** Task prompt **
Rewrite every entry below, substituting "Payment" for each occurrence of "Checkout" and keeping everything else the same.

** Records for this task **
————————

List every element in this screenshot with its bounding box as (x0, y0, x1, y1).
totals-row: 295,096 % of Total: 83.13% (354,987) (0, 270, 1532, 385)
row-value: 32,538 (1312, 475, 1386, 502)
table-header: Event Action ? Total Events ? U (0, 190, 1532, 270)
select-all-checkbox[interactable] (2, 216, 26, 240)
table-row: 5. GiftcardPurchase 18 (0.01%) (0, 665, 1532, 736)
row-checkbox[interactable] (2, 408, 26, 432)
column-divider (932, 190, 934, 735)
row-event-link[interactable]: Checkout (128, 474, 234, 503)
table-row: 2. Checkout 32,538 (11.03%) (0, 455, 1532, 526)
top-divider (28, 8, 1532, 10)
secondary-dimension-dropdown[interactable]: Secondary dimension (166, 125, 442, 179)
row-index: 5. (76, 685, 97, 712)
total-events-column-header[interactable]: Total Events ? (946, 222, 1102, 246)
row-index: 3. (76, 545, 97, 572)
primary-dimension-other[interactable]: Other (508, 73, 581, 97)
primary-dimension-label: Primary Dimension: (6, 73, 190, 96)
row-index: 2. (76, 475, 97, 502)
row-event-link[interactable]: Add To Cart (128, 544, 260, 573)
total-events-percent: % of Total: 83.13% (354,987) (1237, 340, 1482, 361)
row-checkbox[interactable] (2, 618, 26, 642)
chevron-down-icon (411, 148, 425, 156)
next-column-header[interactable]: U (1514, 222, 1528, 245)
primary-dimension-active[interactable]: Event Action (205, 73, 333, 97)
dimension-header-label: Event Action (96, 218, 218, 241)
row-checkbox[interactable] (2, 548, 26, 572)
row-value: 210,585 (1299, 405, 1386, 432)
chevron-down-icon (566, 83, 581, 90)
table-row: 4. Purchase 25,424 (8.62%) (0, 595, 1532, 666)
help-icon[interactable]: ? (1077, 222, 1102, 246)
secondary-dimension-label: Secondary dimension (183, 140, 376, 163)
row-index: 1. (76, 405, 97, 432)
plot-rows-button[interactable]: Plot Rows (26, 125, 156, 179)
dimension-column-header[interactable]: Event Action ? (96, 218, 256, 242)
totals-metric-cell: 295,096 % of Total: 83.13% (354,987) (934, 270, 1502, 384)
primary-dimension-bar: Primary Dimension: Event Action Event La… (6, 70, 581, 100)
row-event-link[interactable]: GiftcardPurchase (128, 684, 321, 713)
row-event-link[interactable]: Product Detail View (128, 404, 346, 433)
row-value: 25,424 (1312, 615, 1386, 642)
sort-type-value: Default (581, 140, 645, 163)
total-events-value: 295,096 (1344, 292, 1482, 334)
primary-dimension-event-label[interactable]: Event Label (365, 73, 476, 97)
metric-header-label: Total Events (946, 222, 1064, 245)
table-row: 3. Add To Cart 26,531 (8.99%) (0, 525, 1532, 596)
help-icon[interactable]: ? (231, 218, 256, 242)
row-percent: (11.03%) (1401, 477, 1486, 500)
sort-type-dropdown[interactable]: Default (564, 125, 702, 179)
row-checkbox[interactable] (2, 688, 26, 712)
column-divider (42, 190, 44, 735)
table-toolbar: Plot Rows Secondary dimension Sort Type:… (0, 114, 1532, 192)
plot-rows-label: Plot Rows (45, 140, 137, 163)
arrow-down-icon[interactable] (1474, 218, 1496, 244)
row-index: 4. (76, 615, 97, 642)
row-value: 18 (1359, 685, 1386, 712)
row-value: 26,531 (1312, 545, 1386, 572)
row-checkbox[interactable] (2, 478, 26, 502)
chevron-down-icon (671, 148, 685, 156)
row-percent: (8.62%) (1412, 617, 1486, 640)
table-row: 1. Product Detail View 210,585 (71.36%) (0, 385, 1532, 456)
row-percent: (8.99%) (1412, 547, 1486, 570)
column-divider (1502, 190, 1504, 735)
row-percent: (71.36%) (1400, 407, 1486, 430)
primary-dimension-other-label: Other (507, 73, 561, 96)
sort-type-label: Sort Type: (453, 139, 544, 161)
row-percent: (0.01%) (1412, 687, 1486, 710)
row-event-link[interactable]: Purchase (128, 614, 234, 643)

————————

** Full output **
List every element in this screenshot with its bounding box as (x0, y0, x1, y1).
totals-row: 295,096 % of Total: 83.13% (354,987) (0, 270, 1532, 385)
row-value: 32,538 (1312, 475, 1386, 502)
table-header: Event Action ? Total Events ? U (0, 190, 1532, 270)
select-all-checkbox[interactable] (2, 216, 26, 240)
table-row: 5. GiftcardPurchase 18 (0.01%) (0, 665, 1532, 736)
row-checkbox[interactable] (2, 408, 26, 432)
column-divider (932, 190, 934, 735)
row-event-link[interactable]: Payment (128, 474, 234, 503)
table-row: 2. Payment 32,538 (11.03%) (0, 455, 1532, 526)
top-divider (28, 8, 1532, 10)
secondary-dimension-dropdown[interactable]: Secondary dimension (166, 125, 442, 179)
row-index: 5. (76, 685, 97, 712)
total-events-column-header[interactable]: Total Events ? (946, 222, 1102, 246)
row-index: 3. (76, 545, 97, 572)
primary-dimension-other[interactable]: Other (508, 73, 581, 97)
primary-dimension-label: Primary Dimension: (6, 73, 190, 96)
row-index: 2. (76, 475, 97, 502)
row-event-link[interactable]: Add To Cart (128, 544, 260, 573)
total-events-percent: % of Total: 83.13% (354,987) (1237, 340, 1482, 361)
row-checkbox[interactable] (2, 618, 26, 642)
chevron-down-icon (411, 148, 425, 156)
next-column-header[interactable]: U (1514, 222, 1528, 245)
primary-dimension-active[interactable]: Event Action (205, 73, 333, 97)
dimension-header-label: Event Action (96, 218, 218, 241)
row-checkbox[interactable] (2, 548, 26, 572)
row-value: 210,585 (1299, 405, 1386, 432)
chevron-down-icon (566, 83, 581, 90)
table-row: 4. Purchase 25,424 (8.62%) (0, 595, 1532, 666)
help-icon[interactable]: ? (1077, 222, 1102, 246)
secondary-dimension-label: Secondary dimension (183, 140, 376, 163)
row-index: 1. (76, 405, 97, 432)
plot-rows-button[interactable]: Plot Rows (26, 125, 156, 179)
dimension-column-header[interactable]: Event Action ? (96, 218, 256, 242)
totals-metric-cell: 295,096 % of Total: 83.13% (354,987) (934, 270, 1502, 384)
primary-dimension-bar: Primary Dimension: Event Action Event La… (6, 70, 581, 100)
row-event-link[interactable]: GiftcardPurchase (128, 684, 321, 713)
row-event-link[interactable]: Product Detail View (128, 404, 346, 433)
row-value: 25,424 (1312, 615, 1386, 642)
sort-type-value: Default (581, 140, 645, 163)
total-events-value: 295,096 (1344, 292, 1482, 334)
primary-dimension-event-label[interactable]: Event Label (365, 73, 476, 97)
metric-header-label: Total Events (946, 222, 1064, 245)
table-row: 3. Add To Cart 26,531 (8.99%) (0, 525, 1532, 596)
help-icon[interactable]: ? (231, 218, 256, 242)
row-percent: (11.03%) (1401, 477, 1486, 500)
sort-type-dropdown[interactable]: Default (564, 125, 702, 179)
row-checkbox[interactable] (2, 688, 26, 712)
column-divider (42, 190, 44, 735)
table-toolbar: Plot Rows Secondary dimension Sort Type:… (0, 114, 1532, 192)
plot-rows-label: Plot Rows (45, 140, 137, 163)
arrow-down-icon[interactable] (1474, 218, 1496, 244)
row-index: 4. (76, 615, 97, 642)
row-value: 18 (1359, 685, 1386, 712)
row-value: 26,531 (1312, 545, 1386, 572)
row-checkbox[interactable] (2, 478, 26, 502)
chevron-down-icon (671, 148, 685, 156)
row-percent: (8.62%) (1412, 617, 1486, 640)
table-row: 1. Product Detail View 210,585 (71.36%) (0, 385, 1532, 456)
row-percent: (8.99%) (1412, 547, 1486, 570)
column-divider (1502, 190, 1504, 735)
row-percent: (71.36%) (1400, 407, 1486, 430)
primary-dimension-other-label: Other (507, 73, 561, 96)
sort-type-label: Sort Type: (453, 139, 544, 161)
row-percent: (0.01%) (1412, 687, 1486, 710)
row-event-link[interactable]: Purchase (128, 614, 234, 643)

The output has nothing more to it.